[Stored dataset items]
## Begin

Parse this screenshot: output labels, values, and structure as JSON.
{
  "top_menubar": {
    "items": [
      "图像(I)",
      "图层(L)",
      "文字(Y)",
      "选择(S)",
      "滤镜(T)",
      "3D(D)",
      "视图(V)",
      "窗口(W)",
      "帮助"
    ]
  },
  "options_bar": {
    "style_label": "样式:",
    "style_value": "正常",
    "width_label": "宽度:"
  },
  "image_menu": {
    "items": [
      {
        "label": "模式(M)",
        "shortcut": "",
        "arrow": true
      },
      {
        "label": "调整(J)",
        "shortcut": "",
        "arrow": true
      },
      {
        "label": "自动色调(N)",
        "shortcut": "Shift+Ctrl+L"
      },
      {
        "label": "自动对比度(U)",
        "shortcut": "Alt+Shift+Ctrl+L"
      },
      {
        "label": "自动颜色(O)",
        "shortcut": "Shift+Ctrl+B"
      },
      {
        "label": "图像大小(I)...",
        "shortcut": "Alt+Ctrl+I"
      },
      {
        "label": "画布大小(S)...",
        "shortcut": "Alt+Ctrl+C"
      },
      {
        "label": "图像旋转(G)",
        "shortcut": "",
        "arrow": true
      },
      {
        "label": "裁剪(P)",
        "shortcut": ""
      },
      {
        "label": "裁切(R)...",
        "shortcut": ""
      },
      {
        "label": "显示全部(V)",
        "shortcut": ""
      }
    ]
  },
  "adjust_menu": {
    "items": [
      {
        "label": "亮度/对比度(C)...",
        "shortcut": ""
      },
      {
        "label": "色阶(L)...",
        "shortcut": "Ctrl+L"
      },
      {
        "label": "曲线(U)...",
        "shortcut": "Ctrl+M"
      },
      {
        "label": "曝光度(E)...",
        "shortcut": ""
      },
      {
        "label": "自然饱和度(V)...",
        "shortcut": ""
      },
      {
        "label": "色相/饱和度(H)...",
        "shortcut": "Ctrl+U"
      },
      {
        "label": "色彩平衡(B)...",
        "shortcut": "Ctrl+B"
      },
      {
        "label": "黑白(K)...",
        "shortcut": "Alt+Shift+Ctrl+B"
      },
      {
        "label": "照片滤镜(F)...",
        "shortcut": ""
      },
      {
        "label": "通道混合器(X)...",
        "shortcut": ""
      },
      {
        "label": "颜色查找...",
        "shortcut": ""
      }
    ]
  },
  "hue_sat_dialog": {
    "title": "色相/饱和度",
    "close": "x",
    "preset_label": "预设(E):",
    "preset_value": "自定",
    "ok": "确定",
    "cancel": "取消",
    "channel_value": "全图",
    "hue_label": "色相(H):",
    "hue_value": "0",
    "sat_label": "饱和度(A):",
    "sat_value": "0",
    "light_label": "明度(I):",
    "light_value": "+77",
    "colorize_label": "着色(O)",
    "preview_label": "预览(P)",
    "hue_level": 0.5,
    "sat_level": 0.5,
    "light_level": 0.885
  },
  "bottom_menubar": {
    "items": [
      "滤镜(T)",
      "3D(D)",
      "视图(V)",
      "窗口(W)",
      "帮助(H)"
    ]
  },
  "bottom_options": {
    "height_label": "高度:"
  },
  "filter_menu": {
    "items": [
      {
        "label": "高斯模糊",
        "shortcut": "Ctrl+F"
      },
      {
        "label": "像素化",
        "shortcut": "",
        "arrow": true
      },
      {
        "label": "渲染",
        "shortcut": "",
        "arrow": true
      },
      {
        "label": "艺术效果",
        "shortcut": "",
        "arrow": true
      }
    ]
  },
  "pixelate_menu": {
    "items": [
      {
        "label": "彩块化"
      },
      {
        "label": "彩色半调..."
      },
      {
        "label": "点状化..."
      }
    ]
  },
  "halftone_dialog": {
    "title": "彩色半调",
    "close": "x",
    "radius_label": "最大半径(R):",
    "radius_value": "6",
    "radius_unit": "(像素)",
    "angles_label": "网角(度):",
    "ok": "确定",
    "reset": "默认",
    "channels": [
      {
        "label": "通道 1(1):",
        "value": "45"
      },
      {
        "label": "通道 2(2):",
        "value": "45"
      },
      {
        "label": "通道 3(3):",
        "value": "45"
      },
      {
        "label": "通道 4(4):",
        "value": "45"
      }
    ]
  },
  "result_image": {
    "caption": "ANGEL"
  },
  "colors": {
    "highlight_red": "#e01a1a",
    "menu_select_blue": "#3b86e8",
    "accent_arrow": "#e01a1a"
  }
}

## End

### EXERCISE
Return the lines above exactly, keeping every word.

### COMPLETE ANSWER
Parse this screenshot: output labels, values, and structure as JSON.
{
  "top_menubar": {
    "items": [
      "图像(I)",
      "图层(L)",
      "文字(Y)",
      "选择(S)",
      "滤镜(T)",
      "3D(D)",
      "视图(V)",
      "窗口(W)",
      "帮助"
    ]
  },
  "options_bar": {
    "style_label": "样式:",
    "style_value": "正常",
    "width_label": "宽度:"
  },
  "image_menu": {
    "items": [
      {
        "label": "模式(M)",
        "shortcut": "",
        "arrow": true
      },
      {
        "label": "调整(J)",
        "shortcut": "",
        "arrow": true
      },
      {
        "label": "自动色调(N)",
        "shortcut": "Shift+Ctrl+L"
      },
      {
        "label": "自动对比度(U)",
        "shortcut": "Alt+Shift+Ctrl+L"
      },
      {
        "label": "自动颜色(O)",
        "shortcut": "Shift+Ctrl+B"
      },
      {
        "label": "图像大小(I)...",
        "shortcut": "Alt+Ctrl+I"
      },
      {
        "label": "画布大小(S)...",
        "shortcut": "Alt+Ctrl+C"
      },
      {
        "label": "图像旋转(G)",
        "shortcut": "",
        "arrow": true
      },
      {
        "label": "裁剪(P)",
        "shortcut": ""
      },
      {
        "label": "裁切(R)...",
        "shortcut": ""
      },
      {
        "label": "显示全部(V)",
        "shortcut": ""
      }
    ]
  },
  "adjust_menu": {
    "items": [
      {
        "label": "亮度/对比度(C)...",
        "shortcut": ""
      },
      {
        "label": "色阶(L)...",
        "shortcut": "Ctrl+L"
      },
      {
        "label": "曲线(U)...",
        "shortcut": "Ctrl+M"
      },
      {
        "label": "曝光度(E)...",
        "shortcut": ""
      },
      {
        "label": "自然饱和度(V)...",
        "shortcut": ""
      },
      {
        "label": "色相/饱和度(H)...",
        "shortcut": "Ctrl+U"
      },
      {
        "label": "色彩平衡(B)...",
        "shortcut": "Ctrl+B"
      },
      {
        "label": "黑白(K)...",
        "shortcut": "Alt+Shift+Ctrl+B"
      },
      {
        "label": "照片滤镜(F)...",
        "shortcut": ""
      },
      {
        "label": "通道混合器(X)...",
        "shortcut": ""
      },
      {
        "label": "颜色查找...",
        "shortcut": ""
      }
    ]
  },
  "hue_sat_dialog": {
    "title": "色相/饱和度",
    "close": "x",
    "preset_label": "预设(E):",
    "preset_value": "自定",
    "ok": "确定",
    "cancel": "取消",
    "channel_value": "全图",
    "hue_label": "色相(H):",
    "hue_value": "0",
    "sat_label": "饱和度(A):",
    "sat_value": "0",
    "light_label": "明度(I):",
    "light_value": "+77",
    "colorize_label": "着色(O)",
    "preview_label": "预览(P)",
    "hue_level": 0.5,
    "sat_level": 0.5,
    "light_level": 0.885
  },
  "bottom_menubar": {
    "items": [
      "滤镜(T)",
      "3D(D)",
      "视图(V)",
      "窗口(W)",
      "帮助(H)"
    ]
  },
  "bottom_options": {
    "height_label": "高度:"
  },
  "filter_menu": {
    "items": [
      {
        "label": "高斯模糊",
        "shortcut": "Ctrl+F"
      },
      {
        "label": "像素化",
        "shortcut": "",
        "arrow": true
      },
      {
        "label": "渲染",
        "shortcut": "",
        "arrow": true
      },
      {
        "label": "艺术效果",
        "shortcut": "",
        "arrow": true
      }
    ]
  },
  "pixelate_menu": {
    "items": [
      {
        "label": "彩块化"
      },
      {
        "label": "彩色半调..."
      },
      {
        "label": "点状化..."
      }
    ]
  },
  "halftone_dialog": {
    "title": "彩色半调",
    "close": "x",
    "radius_label": "最大半径(R):",
    "radius_value": "6",
    "radius_unit": "(像素)",
    "angles_label": "网角(度):",
    "ok": "确定",
    "reset": "默认",
    "channels": [
      {
        "label": "通道 1(1):",
        "value": "45"
      },
      {
        "label": "通道 2(2):",
        "value": "45"
      },
      {
        "label": "通道 3(3):",
        "value": "45"
      },
      {
        "label": "通道 4(4):",
        "value": "45"
      }
    ]
  },
  "result_image": {
    "caption": "ANGEL"
  },
  "colors": {
    "highlight_red": "#e01a1a",
    "menu_select_blue": "#3b86e8",
    "accent_arrow": "#e01a1a"
  }
}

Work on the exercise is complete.